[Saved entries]
-=-=-

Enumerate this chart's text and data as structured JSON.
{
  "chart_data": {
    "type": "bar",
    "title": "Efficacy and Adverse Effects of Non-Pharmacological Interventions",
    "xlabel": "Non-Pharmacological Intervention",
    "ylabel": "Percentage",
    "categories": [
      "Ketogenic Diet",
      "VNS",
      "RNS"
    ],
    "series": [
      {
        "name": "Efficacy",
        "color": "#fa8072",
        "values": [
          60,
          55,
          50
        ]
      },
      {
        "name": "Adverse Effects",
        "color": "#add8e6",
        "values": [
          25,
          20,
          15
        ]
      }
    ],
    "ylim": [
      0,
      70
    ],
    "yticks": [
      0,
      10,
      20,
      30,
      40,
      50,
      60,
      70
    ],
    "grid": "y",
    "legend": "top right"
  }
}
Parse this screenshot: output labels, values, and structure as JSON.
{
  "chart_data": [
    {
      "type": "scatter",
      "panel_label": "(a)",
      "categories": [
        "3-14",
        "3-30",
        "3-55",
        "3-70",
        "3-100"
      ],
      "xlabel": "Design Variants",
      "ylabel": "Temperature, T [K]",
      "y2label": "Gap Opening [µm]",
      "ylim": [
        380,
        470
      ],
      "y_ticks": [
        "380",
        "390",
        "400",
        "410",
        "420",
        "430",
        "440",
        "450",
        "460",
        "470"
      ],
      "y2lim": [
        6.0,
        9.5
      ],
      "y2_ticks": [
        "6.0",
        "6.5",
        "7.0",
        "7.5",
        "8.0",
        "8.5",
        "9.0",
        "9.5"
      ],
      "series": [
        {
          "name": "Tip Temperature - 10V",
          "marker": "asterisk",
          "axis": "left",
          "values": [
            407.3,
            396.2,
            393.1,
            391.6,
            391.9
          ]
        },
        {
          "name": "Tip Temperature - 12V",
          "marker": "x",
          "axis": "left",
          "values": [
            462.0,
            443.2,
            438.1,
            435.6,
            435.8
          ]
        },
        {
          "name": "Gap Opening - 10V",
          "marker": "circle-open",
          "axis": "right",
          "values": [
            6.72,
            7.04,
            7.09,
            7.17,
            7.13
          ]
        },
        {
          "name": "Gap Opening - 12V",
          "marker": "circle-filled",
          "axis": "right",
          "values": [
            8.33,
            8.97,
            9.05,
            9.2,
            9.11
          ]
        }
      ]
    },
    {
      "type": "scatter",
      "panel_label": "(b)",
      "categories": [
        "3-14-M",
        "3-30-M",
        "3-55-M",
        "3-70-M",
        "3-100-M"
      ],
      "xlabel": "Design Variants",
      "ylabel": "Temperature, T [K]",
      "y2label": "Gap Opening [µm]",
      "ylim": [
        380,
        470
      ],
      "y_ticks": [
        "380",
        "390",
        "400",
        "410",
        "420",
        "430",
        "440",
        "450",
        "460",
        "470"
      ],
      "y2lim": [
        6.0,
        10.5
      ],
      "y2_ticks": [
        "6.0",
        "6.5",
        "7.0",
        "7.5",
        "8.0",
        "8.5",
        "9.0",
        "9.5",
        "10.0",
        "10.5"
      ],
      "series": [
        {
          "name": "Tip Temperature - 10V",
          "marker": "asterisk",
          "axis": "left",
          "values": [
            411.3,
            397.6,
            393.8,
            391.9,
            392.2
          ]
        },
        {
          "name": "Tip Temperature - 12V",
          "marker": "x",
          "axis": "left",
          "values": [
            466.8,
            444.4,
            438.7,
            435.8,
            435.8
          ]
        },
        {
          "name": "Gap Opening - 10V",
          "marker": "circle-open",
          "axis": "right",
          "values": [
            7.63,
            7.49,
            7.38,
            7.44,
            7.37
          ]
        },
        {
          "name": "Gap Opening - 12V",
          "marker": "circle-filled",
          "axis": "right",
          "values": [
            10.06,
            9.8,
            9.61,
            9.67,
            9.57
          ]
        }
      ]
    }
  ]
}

-=-=-

WHAT TO PRODUCE:
Repeat the listing above without any change.

CORRECT RESULT:
Enumerate this chart's text and data as structured JSON.
{
  "chart_data": {
    "type": "bar",
    "title": "Efficacy and Adverse Effects of Non-Pharmacological Interventions",
    "xlabel": "Non-Pharmacological Intervention",
    "ylabel": "Percentage",
    "categories": [
      "Ketogenic Diet",
      "VNS",
      "RNS"
    ],
    "series": [
      {
        "name": "Efficacy",
        "color": "#fa8072",
        "values": [
          60,
          55,
          50
        ]
      },
      {
        "name": "Adverse Effects",
        "color": "#add8e6",
        "values": [
          25,
          20,
          15
        ]
      }
    ],
    "ylim": [
      0,
      70
    ],
    "yticks": [
      0,
      10,
      20,
      30,
      40,
      50,
      60,
      70
    ],
    "grid": "y",
    "legend": "top right"
  }
}
Parse this screenshot: output labels, values, and structure as JSON.
{
  "chart_data": [
    {
      "type": "scatter",
      "panel_label": "(a)",
      "categories": [
        "3-14",
        "3-30",
        "3-55",
        "3-70",
        "3-100"
      ],
      "xlabel": "Design Variants",
      "ylabel": "Temperature, T [K]",
      "y2label": "Gap Opening [µm]",
      "ylim": [
        380,
        470
      ],
      "y_ticks": [
        "380",
        "390",
        "400",
        "410",
        "420",
        "430",
        "440",
        "450",
        "460",
        "470"
      ],
      "y2lim": [
        6.0,
        9.5
      ],
      "y2_ticks": [
        "6.0",
        "6.5",
        "7.0",
        "7.5",
        "8.0",
        "8.5",
        "9.0",
        "9.5"
      ],
      "series": [
        {
          "name": "Tip Temperature - 10V",
          "marker": "asterisk",
          "axis": "left",
          "values": [
            407.3,
            396.2,
            393.1,
            391.6,
            391.9
          ]
        },
        {
          "name": "Tip Temperature - 12V",
          "marker": "x",
          "axis": "left",
          "values": [
            462.0,
            443.2,
            438.1,
            435.6,
            435.8
          ]
        },
        {
          "name": "Gap Opening - 10V",
          "marker": "circle-open",
          "axis": "right",
          "values": [
            6.72,
            7.04,
            7.09,
            7.17,
            7.13
          ]
        },
        {
          "name": "Gap Opening - 12V",
          "marker": "circle-filled",
          "axis": "right",
          "values": [
            8.33,
            8.97,
            9.05,
            9.2,
            9.11
          ]
        }
      ]
    },
    {
      "type": "scatter",
      "panel_label": "(b)",
      "categories": [
        "3-14-M",
        "3-30-M",
        "3-55-M",
        "3-70-M",
        "3-100-M"
      ],
      "xlabel": "Design Variants",
      "ylabel": "Temperature, T [K]",
      "y2label": "Gap Opening [µm]",
      "ylim": [
        380,
        470
      ],
      "y_ticks": [
        "380",
        "390",
        "400",
        "410",
        "420",
        "430",
        "440",
        "450",
        "460",
        "470"
      ],
      "y2lim": [
        6.0,
        10.5
      ],
      "y2_ticks": [
        "6.0",
        "6.5",
        "7.0",
        "7.5",
        "8.0",
        "8.5",
        "9.0",
        "9.5",
        "10.0",
        "10.5"
      ],
      "series": [
        {
          "name": "Tip Temperature - 10V",
          "marker": "asterisk",
          "axis": "left",
          "values": [
            411.3,
            397.6,
            393.8,
            391.9,
            392.2
          ]
        },
        {
          "name": "Tip Temperature - 12V",
          "marker": "x",
          "axis": "left",
          "values": [
            466.8,
            444.4,
            438.7,
            435.8,
            435.8
          ]
        },
        {
          "name": "Gap Opening - 10V",
          "marker": "circle-open",
          "axis": "right",
          "values": [
            7.63,
            7.49,
            7.38,
            7.44,
            7.37
          ]
        },
        {
          "name": "Gap Opening - 12V",
          "marker": "circle-filled",
          "axis": "right",
          "values": [
            10.06,
            9.8,
            9.61,
            9.67,
            9.57
          ]
        }
      ]
    }
  ]
}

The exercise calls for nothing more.